Start of Material for the task
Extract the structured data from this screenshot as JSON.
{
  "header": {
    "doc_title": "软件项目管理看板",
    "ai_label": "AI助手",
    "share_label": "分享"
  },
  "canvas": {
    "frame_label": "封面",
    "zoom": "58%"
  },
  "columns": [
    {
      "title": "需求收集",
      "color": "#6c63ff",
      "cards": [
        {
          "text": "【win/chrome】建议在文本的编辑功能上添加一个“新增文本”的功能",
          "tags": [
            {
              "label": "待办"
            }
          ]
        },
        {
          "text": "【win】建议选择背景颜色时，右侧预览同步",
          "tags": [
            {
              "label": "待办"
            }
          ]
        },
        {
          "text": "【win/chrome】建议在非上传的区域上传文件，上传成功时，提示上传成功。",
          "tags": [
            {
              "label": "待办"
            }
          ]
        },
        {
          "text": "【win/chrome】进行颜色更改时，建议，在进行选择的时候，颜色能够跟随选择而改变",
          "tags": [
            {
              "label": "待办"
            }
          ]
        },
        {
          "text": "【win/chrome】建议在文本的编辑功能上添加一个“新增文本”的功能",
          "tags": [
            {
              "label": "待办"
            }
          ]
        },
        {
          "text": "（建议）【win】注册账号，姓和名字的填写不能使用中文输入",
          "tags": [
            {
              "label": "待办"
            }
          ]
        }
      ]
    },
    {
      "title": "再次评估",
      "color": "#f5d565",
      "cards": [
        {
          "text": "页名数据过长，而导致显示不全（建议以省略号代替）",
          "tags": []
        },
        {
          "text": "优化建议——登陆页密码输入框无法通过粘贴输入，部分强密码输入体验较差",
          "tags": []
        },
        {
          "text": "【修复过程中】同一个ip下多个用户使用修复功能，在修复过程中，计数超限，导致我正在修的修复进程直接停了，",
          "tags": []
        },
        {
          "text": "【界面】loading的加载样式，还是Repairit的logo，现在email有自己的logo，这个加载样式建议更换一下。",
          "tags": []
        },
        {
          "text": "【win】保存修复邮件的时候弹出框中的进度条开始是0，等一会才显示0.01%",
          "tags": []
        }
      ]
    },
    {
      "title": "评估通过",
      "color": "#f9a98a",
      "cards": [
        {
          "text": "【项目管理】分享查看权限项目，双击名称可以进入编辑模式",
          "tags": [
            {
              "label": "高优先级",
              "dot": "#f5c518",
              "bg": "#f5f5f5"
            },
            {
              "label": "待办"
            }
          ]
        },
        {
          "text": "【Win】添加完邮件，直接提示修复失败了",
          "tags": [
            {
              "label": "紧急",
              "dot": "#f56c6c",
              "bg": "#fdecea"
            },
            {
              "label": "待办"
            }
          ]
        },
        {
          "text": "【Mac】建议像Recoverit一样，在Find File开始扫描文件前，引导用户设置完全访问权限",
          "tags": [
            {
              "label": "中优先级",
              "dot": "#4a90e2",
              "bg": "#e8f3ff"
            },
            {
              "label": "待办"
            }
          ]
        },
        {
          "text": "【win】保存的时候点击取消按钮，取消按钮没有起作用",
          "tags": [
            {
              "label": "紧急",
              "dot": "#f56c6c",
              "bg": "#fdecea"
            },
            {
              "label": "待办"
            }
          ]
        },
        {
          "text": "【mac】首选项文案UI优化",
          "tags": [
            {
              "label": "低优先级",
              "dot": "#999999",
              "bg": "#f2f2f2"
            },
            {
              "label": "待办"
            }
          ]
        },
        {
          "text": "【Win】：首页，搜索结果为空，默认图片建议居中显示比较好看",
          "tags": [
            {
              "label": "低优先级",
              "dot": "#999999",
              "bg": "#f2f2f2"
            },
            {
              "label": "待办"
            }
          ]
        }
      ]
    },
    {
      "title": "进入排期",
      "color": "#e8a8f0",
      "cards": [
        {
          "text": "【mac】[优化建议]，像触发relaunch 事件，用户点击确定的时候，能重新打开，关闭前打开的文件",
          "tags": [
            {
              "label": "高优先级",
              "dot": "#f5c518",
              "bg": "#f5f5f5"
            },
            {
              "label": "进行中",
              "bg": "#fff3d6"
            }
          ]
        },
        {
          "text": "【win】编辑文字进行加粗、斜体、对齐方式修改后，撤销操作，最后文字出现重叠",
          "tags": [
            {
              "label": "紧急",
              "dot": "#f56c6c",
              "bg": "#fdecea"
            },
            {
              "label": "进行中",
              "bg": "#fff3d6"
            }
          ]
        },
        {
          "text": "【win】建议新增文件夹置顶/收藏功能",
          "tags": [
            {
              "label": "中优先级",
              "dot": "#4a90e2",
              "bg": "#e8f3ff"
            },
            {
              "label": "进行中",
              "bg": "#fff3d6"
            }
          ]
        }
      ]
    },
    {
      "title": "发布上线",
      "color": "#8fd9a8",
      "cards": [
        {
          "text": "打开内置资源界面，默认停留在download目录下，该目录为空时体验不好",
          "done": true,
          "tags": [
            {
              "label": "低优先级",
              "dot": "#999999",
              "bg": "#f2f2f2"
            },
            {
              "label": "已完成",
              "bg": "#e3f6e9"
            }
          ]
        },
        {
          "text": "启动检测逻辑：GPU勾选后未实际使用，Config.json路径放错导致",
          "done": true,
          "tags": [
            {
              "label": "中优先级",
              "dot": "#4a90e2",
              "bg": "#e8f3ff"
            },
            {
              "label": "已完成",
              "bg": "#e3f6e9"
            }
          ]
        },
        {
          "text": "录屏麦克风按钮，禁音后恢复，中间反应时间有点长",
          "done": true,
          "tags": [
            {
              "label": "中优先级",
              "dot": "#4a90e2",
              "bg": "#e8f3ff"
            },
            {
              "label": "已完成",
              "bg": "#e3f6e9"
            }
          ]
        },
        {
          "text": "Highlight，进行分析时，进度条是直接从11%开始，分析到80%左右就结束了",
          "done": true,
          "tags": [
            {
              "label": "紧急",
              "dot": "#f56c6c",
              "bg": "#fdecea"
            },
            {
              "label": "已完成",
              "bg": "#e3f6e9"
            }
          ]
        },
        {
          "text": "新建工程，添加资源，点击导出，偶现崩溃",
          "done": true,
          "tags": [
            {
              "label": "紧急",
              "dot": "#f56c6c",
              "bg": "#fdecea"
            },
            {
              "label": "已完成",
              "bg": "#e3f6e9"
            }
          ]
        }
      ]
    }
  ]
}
End of Material for the task
## Objective
From the listing, copy every line where the string "color" appears.

## Result of this task
      "color": "#6c63ff",
      "color": "#f5d565",
      "color": "#f9a98a",
      "color": "#e8a8f0",
      "color": "#8fd9a8",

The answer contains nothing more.